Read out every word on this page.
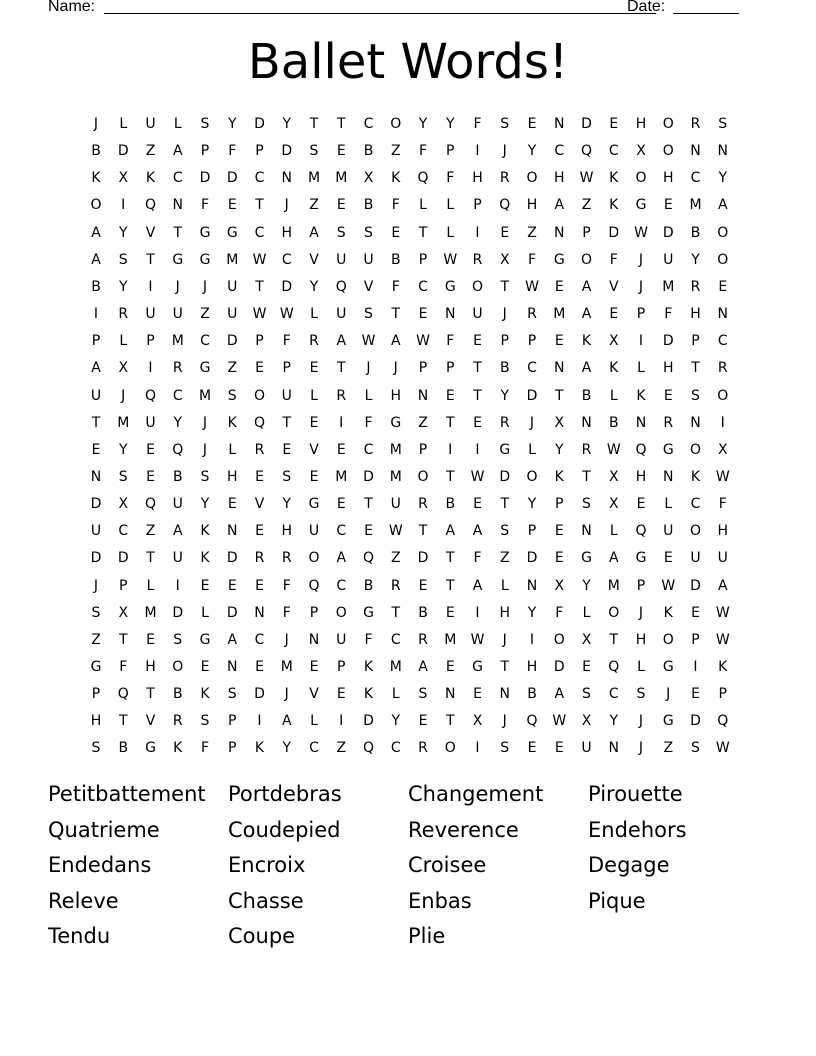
Name:	Date:
Ballet Words!
J	L	U	L	S	Y	D	Y	T	T	C	O	Y	Y	F	S	E	N	D	E	H	O	R	S
B	D	Z	A	P	F	P	D	S	E	B	Z	F	P	I	J	Y	C	Q	C	X	O	N	N
K	X	K	C	D	D	C	N	M	M	X	K	Q	F	H	R	O	H	W	K	O	H	C	Y
O	I	Q	N	F	E	T	J	Z	E	B	F	L	L	P	Q	H	A	Z	K	G	E	M	A
A	Y	V	T	G	G	C	H	A	S	S	E	T	L	I	E	Z	N	P	D	W	D	B	O
A	S	T	G	G	M	W	C	V	U	U	B	P	W	R	X	F	G	O	F	J	U	Y	O
B	Y	I	J	J	U	T	D	Y	Q	V	F	C	G	O	T	W	E	A	V	J	M	R	E
I	R	U	U	Z	U	W W	L	U	S	T	E	N	U	J	R	M	A	E	P	F	H	N
P	L	P	M	C	D	P	F	R	A	W	A	W	F	E	P	P	E	K	X	I	D	P	C
A	X	I	R	G	Z	E	P	E	T	J	J	P	P	T	B	C	N	A	K	L	H	T	R
U	J	Q	C	M	S	O	U	L	R	L	H	N	E	T	Y	D	T	B	L	K	E	S	O
T	M	U	Y	J	K	Q	T	E	I	F	G	Z	T	E	R	J	X	N	B	N	R	N	I
E	Y	E	Q	J	L	R	E	V	E	C	M	P	I	I	G	L	Y	R	W	Q	G	O	X
N	S	E	B	S	H	E	S	E	M	D	M	O	T	W	D	O	K	T	X	H	N	K	W
D	X	Q	U	Y	E	V	Y	G	E	T	U	R	B	E	T	Y	P	S	X	E	L	C	F
U	C	Z	A	K	N	E	H	U	C	E	W	T	A	A	S	P	E	N	L	Q	U	O	H
D	D	T	U	K	D	R	R	O	A	Q	Z	D	T	F	Z	D	E	G	A	G	E	U	U
J	P	L	I	E	E	E	F	Q	C	B	R	E	T	A	L	N	X	Y	M	P	W	D	A
S	X	M	D	L	D	N	F	P	O	G	T	B	E	I	H	Y	F	L	O	J	K	E	W
Z	T	E	S	G	A	C	J	N	U	F	C	R	M	W	J	I	O	X	T	H	O	P	W
G	F	H	O	E	N	E	M	E	P	K	M	A	E	G	T	H	D	E	Q	L	G	I	K
P	Q	T	B	K	S	D	J	V	E	K	L	S	N	E	N	B	A	S	C	S	J	E	P
H	T	V	R	S	P	I	A	L	I	D	Y	E	T	X	J	Q	W	X	Y	J	G	D	Q
S	B	G	K	F	P	K	Y	C	Z	Q	C	R	O	I	S	E	E	U	N	J	Z	S	W
Petitbattement Portdebras	Changement Pirouette
Quatrieme	Coudepied	Reverence	Endehors
Endedans	Encroix	Croisee	Degage
Releve	Chasse	Enbas	Pique
Tendu	Coupe	Plie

**Given exercise**
Reproduce the material above verbatim; omit every picture.

**Solution for this problem**
Read out every word on this page.
Name:	Date:
Ballet Words!
J	L	U	L	S	Y	D	Y	T	T	C	O	Y	Y	F	S	E	N	D	E	H	O	R	S
B	D	Z	A	P	F	P	D	S	E	B	Z	F	P	I	J	Y	C	Q	C	X	O	N	N
K	X	K	C	D	D	C	N	M	M	X	K	Q	F	H	R	O	H	W	K	O	H	C	Y
O	I	Q	N	F	E	T	J	Z	E	B	F	L	L	P	Q	H	A	Z	K	G	E	M	A
A	Y	V	T	G	G	C	H	A	S	S	E	T	L	I	E	Z	N	P	D	W	D	B	O
A	S	T	G	G	M	W	C	V	U	U	B	P	W	R	X	F	G	O	F	J	U	Y	O
B	Y	I	J	J	U	T	D	Y	Q	V	F	C	G	O	T	W	E	A	V	J	M	R	E
I	R	U	U	Z	U	W W	L	U	S	T	E	N	U	J	R	M	A	E	P	F	H	N
P	L	P	M	C	D	P	F	R	A	W	A	W	F	E	P	P	E	K	X	I	D	P	C
A	X	I	R	G	Z	E	P	E	T	J	J	P	P	T	B	C	N	A	K	L	H	T	R
U	J	Q	C	M	S	O	U	L	R	L	H	N	E	T	Y	D	T	B	L	K	E	S	O
T	M	U	Y	J	K	Q	T	E	I	F	G	Z	T	E	R	J	X	N	B	N	R	N	I
E	Y	E	Q	J	L	R	E	V	E	C	M	P	I	I	G	L	Y	R	W	Q	G	O	X
N	S	E	B	S	H	E	S	E	M	D	M	O	T	W	D	O	K	T	X	H	N	K	W
D	X	Q	U	Y	E	V	Y	G	E	T	U	R	B	E	T	Y	P	S	X	E	L	C	F
U	C	Z	A	K	N	E	H	U	C	E	W	T	A	A	S	P	E	N	L	Q	U	O	H
D	D	T	U	K	D	R	R	O	A	Q	Z	D	T	F	Z	D	E	G	A	G	E	U	U
J	P	L	I	E	E	E	F	Q	C	B	R	E	T	A	L	N	X	Y	M	P	W	D	A
S	X	M	D	L	D	N	F	P	O	G	T	B	E	I	H	Y	F	L	O	J	K	E	W
Z	T	E	S	G	A	C	J	N	U	F	C	R	M	W	J	I	O	X	T	H	O	P	W
G	F	H	O	E	N	E	M	E	P	K	M	A	E	G	T	H	D	E	Q	L	G	I	K
P	Q	T	B	K	S	D	J	V	E	K	L	S	N	E	N	B	A	S	C	S	J	E	P
H	T	V	R	S	P	I	A	L	I	D	Y	E	T	X	J	Q	W	X	Y	J	G	D	Q
S	B	G	K	F	P	K	Y	C	Z	Q	C	R	O	I	S	E	E	U	N	J	Z	S	W
Petitbattement Portdebras	Changement Pirouette
Quatrieme	Coudepied	Reverence	Endehors
Endedans	Encroix	Croisee	Degage
Releve	Chasse	Enbas	Pique
Tendu	Coupe	Plie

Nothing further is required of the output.